* Supplied material
+===+
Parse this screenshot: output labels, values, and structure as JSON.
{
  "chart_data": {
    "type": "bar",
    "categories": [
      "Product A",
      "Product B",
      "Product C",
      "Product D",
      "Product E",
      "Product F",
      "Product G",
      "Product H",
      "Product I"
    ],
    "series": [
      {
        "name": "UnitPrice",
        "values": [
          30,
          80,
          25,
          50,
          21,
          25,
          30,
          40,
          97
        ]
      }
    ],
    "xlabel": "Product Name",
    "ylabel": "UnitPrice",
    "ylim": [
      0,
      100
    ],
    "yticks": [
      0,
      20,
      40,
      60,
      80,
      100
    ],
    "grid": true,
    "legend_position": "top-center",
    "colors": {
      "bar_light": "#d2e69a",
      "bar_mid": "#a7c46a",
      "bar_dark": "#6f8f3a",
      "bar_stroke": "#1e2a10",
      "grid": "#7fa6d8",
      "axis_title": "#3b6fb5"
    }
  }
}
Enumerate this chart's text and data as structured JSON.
+===+
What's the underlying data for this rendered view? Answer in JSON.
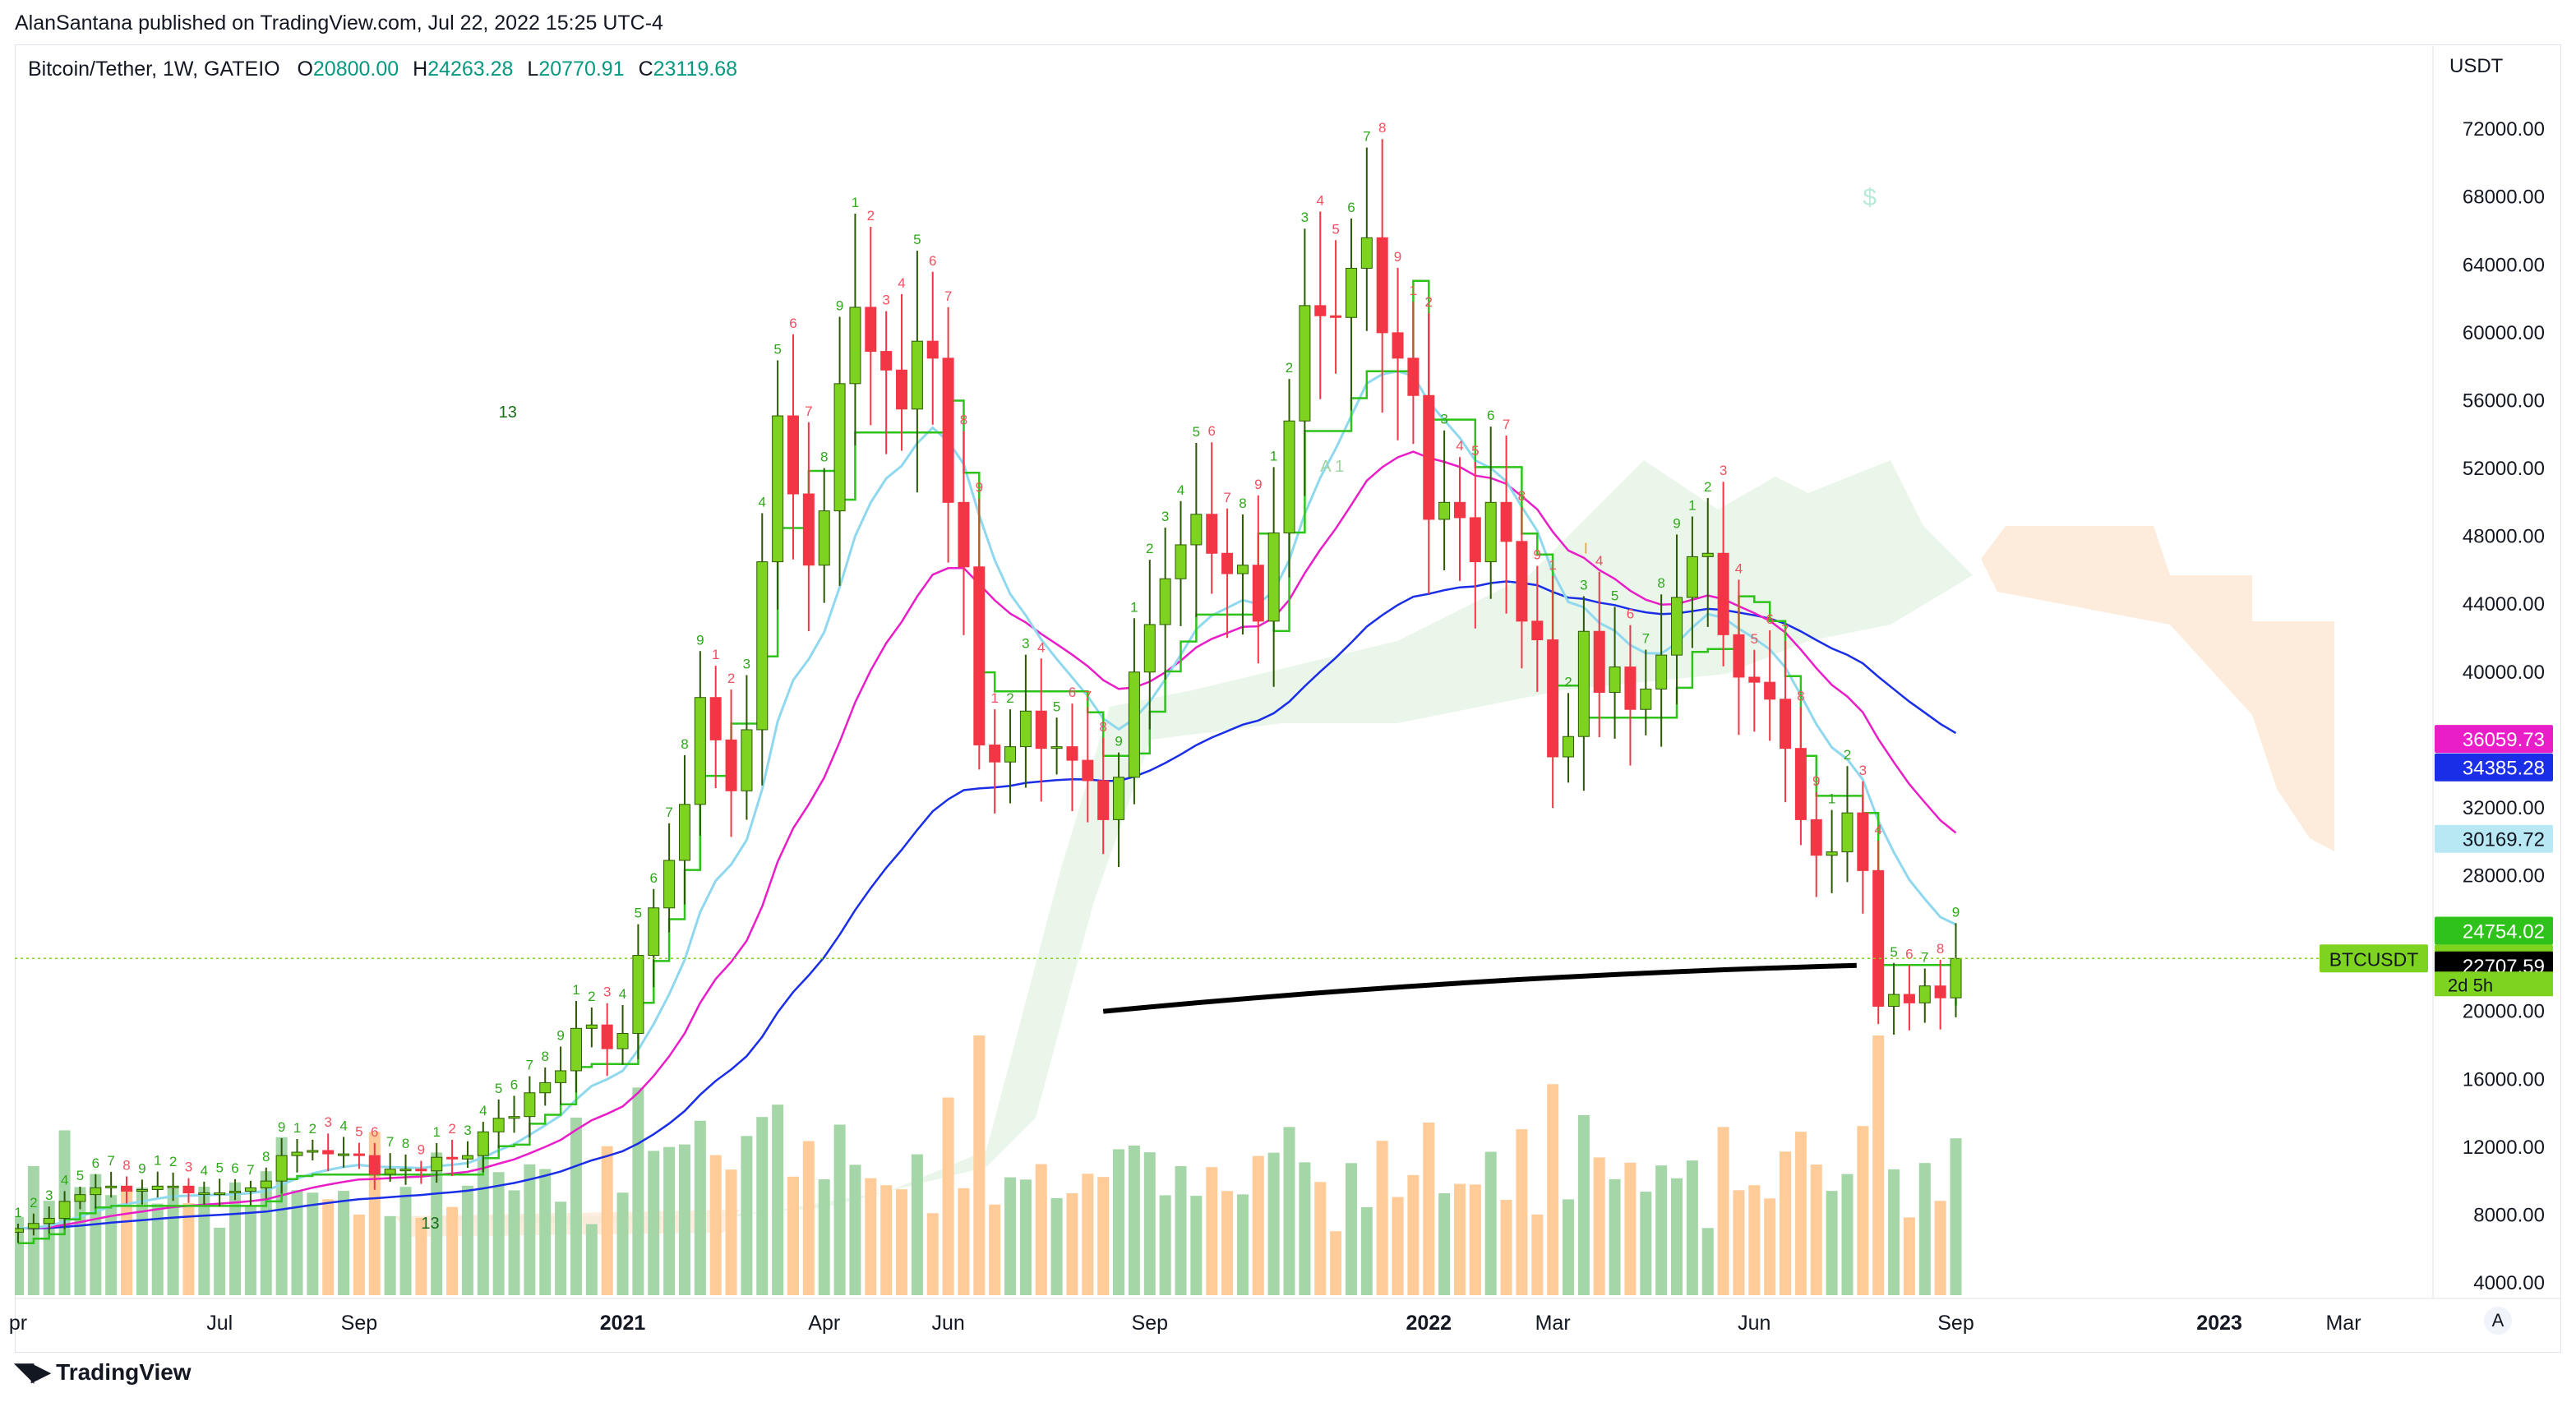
+===+
* Requirements
The line with "Parse this screenshot: output" marks the start and the line with "Enumerate this chart's" marks the end; transcribe every line in that stretch, unchanged.

* Written solution
Parse this screenshot: output labels, values, and structure as JSON.
{
  "chart_data": {
    "type": "bar",
    "categories": [
      "Product A",
      "Product B",
      "Product C",
      "Product D",
      "Product E",
      "Product F",
      "Product G",
      "Product H",
      "Product I"
    ],
    "series": [
      {
        "name": "UnitPrice",
        "values": [
          30,
          80,
          25,
          50,
          21,
          25,
          30,
          40,
          97
        ]
      }
    ],
    "xlabel": "Product Name",
    "ylabel": "UnitPrice",
    "ylim": [
      0,
      100
    ],
    "yticks": [
      0,
      20,
      40,
      60,
      80,
      100
    ],
    "grid": true,
    "legend_position": "top-center",
    "colors": {
      "bar_light": "#d2e69a",
      "bar_mid": "#a7c46a",
      "bar_dark": "#6f8f3a",
      "bar_stroke": "#1e2a10",
      "grid": "#7fa6d8",
      "axis_title": "#3b6fb5"
    }
  }
}
Enumerate this chart's text and data as structured JSON.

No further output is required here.